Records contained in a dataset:

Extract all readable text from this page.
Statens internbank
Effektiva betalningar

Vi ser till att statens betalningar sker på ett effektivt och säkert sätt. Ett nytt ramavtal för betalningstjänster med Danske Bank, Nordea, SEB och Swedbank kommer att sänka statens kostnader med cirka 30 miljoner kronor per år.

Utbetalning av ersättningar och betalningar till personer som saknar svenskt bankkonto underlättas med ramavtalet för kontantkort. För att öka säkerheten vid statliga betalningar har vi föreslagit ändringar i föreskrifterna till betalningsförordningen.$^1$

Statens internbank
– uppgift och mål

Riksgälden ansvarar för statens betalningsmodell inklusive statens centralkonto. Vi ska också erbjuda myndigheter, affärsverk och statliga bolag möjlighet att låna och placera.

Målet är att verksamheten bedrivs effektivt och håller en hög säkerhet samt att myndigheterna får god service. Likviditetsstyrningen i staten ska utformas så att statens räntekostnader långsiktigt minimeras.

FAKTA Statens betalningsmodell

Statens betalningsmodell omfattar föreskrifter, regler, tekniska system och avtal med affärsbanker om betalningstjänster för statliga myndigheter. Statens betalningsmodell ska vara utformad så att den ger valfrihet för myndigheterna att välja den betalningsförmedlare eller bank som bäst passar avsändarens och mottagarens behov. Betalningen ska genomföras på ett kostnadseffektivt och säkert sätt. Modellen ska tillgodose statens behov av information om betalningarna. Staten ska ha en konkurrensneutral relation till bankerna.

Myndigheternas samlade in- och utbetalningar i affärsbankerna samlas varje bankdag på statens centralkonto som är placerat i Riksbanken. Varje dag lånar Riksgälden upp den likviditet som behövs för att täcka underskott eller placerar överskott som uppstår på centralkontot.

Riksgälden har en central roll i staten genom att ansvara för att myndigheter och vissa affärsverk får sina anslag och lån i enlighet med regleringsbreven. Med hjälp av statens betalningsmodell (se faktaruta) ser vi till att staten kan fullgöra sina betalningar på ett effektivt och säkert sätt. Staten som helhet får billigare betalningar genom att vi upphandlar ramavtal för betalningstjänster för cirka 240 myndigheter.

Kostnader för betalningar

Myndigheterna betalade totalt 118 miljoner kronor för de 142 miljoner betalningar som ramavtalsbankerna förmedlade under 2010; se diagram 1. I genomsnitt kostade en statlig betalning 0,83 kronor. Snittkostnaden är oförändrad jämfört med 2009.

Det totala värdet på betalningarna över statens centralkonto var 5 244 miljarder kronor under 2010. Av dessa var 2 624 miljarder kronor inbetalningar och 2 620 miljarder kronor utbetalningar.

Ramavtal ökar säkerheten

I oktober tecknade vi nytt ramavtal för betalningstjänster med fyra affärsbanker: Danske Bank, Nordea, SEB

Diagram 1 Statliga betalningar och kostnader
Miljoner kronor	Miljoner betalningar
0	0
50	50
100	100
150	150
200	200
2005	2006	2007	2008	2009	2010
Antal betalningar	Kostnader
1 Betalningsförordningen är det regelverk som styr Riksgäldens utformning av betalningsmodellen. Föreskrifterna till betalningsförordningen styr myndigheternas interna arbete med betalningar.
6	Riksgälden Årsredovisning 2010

YOUR TASK:
Pull from the data each line where the string "centralkonto" turns up.

RESULT FOR THIS TASK:
Riksgälden ansvarar för statens betalningsmodell inklusive statens centralkonto. Vi ska också erbjuda myndigheter, affärsverk och statliga bolag möjlighet att låna och placera.
Myndigheternas samlade in- och utbetalningar i affärsbankerna samlas varje bankdag på statens centralkonto som är placerat i Riksbanken. Varje dag lånar Riksgälden upp den likviditet som behövs för att täcka underskott eller placerar överskott som uppstår på centralkontot.
Det totala värdet på betalningarna över statens centralkonto var 5 244 miljarder kronor under 2010. Av dessa var 2 624 miljarder kronor inbetalningar och 2 620 miljarder kronor utbetalningar.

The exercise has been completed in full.